» **Set problem**: Can you reproduce the stretch of the blog post about finishing the novel's first draft from "It occurred to" through "my own writing.", word for word?

» **Extract**:
The Hideous Child (first draft)

It occurred to me just this morning that I do have some of the kind of news that may be posted on a blog. It's simply this: A week or two ago I finished the first draft of the novel I've been working on, The Hideous Child. It comes, at a rough calculation, to about 80,000 words. I started writing the novel (after a period of working on planning and notes) on the 6th of May, 2010. I have begun typing it up – making corrections and revision notes as I go – but recently have very little time for my own writing.

Although I dare say in the eyes of many hypothetical people my writing career has still not even got off the ground (that's actually how I feel), this novel kind of feels like a 'mid-career' novel to me. In other words, I think I'm looking at many of the same themes as before, possibly more dispassionately, but hopefully with more skill and assurance. I don't actually know if that is how it will come across, but it's felt somewhat like that to me in the process of writing. The main theme, of course, for a story with such a title, is beauty. There's also a great deal in it about the writing and publishing scene. I'd say there's a bit of a fin-de-siecle feel to it, too.

I don't actually think that this is the best of my growing number of unpublished novels, but it seems the most likely to get published any time soon. There's not much demand for my stuff anyway, but for my best stuff there's no demand whatsoever.

» **Data supplied**:
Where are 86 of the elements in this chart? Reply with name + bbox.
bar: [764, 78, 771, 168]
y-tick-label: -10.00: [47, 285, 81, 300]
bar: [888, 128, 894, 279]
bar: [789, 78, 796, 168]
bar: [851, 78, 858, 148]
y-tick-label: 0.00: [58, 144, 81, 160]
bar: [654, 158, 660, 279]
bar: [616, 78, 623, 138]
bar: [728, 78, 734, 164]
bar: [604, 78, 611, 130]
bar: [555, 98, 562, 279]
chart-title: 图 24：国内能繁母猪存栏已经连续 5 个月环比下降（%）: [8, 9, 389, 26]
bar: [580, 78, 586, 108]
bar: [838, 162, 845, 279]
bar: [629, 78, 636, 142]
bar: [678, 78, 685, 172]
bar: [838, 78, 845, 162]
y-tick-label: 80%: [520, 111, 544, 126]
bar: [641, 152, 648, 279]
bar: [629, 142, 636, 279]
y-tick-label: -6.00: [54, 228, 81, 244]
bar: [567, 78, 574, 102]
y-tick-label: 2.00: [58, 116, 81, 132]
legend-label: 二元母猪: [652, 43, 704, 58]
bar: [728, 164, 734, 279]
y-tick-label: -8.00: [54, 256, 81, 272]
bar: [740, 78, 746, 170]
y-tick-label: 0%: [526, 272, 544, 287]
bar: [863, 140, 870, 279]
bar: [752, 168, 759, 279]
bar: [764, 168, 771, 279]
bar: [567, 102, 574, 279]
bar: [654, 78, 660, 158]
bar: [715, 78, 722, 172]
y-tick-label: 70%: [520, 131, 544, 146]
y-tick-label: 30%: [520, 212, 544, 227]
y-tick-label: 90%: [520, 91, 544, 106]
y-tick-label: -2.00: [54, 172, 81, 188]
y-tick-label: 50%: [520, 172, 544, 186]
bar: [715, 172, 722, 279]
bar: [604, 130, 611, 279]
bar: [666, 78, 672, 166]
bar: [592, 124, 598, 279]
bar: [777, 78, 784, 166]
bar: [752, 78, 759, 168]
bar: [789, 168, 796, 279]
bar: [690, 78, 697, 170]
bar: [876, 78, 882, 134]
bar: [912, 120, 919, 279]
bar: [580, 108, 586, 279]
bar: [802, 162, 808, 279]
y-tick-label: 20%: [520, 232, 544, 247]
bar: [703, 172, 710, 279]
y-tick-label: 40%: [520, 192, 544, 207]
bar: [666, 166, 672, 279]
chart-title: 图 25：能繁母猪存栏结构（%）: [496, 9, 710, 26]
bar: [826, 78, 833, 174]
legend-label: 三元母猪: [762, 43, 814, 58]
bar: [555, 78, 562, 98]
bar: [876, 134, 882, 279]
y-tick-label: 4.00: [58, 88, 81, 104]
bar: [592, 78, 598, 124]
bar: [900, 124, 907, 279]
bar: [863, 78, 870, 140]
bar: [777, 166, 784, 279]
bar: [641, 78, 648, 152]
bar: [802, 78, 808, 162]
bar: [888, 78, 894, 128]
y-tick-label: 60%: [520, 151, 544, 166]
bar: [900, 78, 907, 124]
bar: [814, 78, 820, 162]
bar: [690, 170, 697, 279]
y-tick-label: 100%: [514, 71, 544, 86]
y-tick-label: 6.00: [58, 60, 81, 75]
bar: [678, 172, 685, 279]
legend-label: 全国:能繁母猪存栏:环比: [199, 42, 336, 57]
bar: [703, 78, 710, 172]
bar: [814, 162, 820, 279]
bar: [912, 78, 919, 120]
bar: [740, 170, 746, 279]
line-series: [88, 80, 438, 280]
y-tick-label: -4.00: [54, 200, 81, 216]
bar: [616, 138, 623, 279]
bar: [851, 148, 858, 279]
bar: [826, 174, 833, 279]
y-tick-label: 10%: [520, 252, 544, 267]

» **Finished answer**:
It occurred to me just this morning that I do have some of the kind of news that may be posted on a blog. It's simply this: A week or two ago I finished the first draft of the novel I've been working on, The Hideous Child. It comes, at a rough calculation, to about 80,000 words. I started writing the novel (after a period of working on planning and notes) on the 6th of May, 2010. I have begun typing it up – making corrections and revision notes as I go – but recently have very little time for my own writing.